Kwaku Osei

Personal information
- Full name: Kwaku Bonsu Osei
- Date of birth: 17 August 2000 (age 26)
- Place of birth: Aburaso, Ghana
- Height: 1.71 m (5 ft 7 in)
- Position: Winger

Team information
- Current team: Radnički Niš
- Number: 19

Youth career
- Bechem United

Senior career*
- Years: Team / Apps / (Gls)
- 2018–2019: Bechem United
- 2019–2020: Senica / 1 / (1)
- 2020–2022: Caracas / 69 / (16)
- 2023–2026: Spartak Subotica / 57 / (10)
- 2023–2024: → Al-Kharaitiyat (loan) / 7 / (2)
- 2026–: Radnički Niš / 0 / (0)

= Kwaku Bonsu Osei =

Ghanaian footballer

Kwaku Bonsu Osei (born 17 August 2000) is a Ghanaian professional footballer who plays as a winger for Serbian SuperLiga club Radnički Niš.

(Stored entries)
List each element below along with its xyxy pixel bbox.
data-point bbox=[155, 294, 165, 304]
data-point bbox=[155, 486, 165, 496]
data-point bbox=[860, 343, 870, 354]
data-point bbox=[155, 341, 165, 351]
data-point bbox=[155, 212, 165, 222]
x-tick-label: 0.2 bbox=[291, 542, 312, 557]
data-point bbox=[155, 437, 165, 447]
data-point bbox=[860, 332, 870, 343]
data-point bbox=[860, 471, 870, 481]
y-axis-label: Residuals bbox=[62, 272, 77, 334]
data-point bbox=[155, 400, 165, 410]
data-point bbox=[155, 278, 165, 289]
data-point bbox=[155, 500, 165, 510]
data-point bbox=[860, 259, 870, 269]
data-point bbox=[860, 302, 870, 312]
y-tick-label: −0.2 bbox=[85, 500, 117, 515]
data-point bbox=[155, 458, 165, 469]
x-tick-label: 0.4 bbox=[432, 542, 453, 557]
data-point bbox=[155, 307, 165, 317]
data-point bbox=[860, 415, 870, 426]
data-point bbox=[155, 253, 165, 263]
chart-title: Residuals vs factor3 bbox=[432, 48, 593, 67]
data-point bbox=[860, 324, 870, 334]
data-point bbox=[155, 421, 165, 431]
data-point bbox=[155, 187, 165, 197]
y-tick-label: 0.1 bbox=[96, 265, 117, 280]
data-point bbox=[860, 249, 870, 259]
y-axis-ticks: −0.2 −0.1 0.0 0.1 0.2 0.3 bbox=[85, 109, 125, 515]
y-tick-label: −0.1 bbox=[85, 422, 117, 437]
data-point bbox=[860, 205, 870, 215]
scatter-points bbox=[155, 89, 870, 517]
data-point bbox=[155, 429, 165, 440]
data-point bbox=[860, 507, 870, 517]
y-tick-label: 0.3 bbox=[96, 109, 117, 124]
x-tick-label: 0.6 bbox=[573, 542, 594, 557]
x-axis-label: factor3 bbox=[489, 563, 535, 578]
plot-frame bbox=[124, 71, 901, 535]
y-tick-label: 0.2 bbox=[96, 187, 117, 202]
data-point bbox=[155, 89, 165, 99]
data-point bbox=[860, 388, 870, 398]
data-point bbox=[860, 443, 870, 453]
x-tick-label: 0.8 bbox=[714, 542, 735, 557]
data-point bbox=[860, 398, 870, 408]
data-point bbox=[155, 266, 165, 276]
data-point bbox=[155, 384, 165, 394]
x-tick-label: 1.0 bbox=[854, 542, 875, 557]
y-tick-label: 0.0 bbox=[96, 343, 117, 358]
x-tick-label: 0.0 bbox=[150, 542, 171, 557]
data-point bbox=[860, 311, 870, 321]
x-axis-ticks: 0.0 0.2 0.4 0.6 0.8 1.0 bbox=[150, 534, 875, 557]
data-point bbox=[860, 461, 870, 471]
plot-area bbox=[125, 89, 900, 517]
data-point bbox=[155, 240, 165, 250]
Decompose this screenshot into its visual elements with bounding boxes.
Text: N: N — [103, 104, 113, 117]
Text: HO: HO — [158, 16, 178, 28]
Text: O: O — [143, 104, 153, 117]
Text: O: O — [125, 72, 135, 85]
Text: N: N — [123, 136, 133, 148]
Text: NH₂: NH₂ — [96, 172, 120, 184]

● PROBLEM TO SOLVE
Return the passage from the profile of Kwaku Bonsu Osei verbatim, beginning at the words "Team information" and ending after the words "(loan) / 7 / (2)".

● SOLUTION
Team information
- Current team: Radnički Niš
- Number: 19

Youth career
- Bechem United

Senior career*
- Years: Team / Apps / (Gls)
- 2018–2019: Bechem United
- 2019–2020: Senica / 1 / (1)
- 2020–2022: Caracas / 69 / (16)
- 2023–2026: Spartak Subotica / 57 / (10)
- 2023–2024: → Al-Kharaitiyat (loan) / 7 / (2)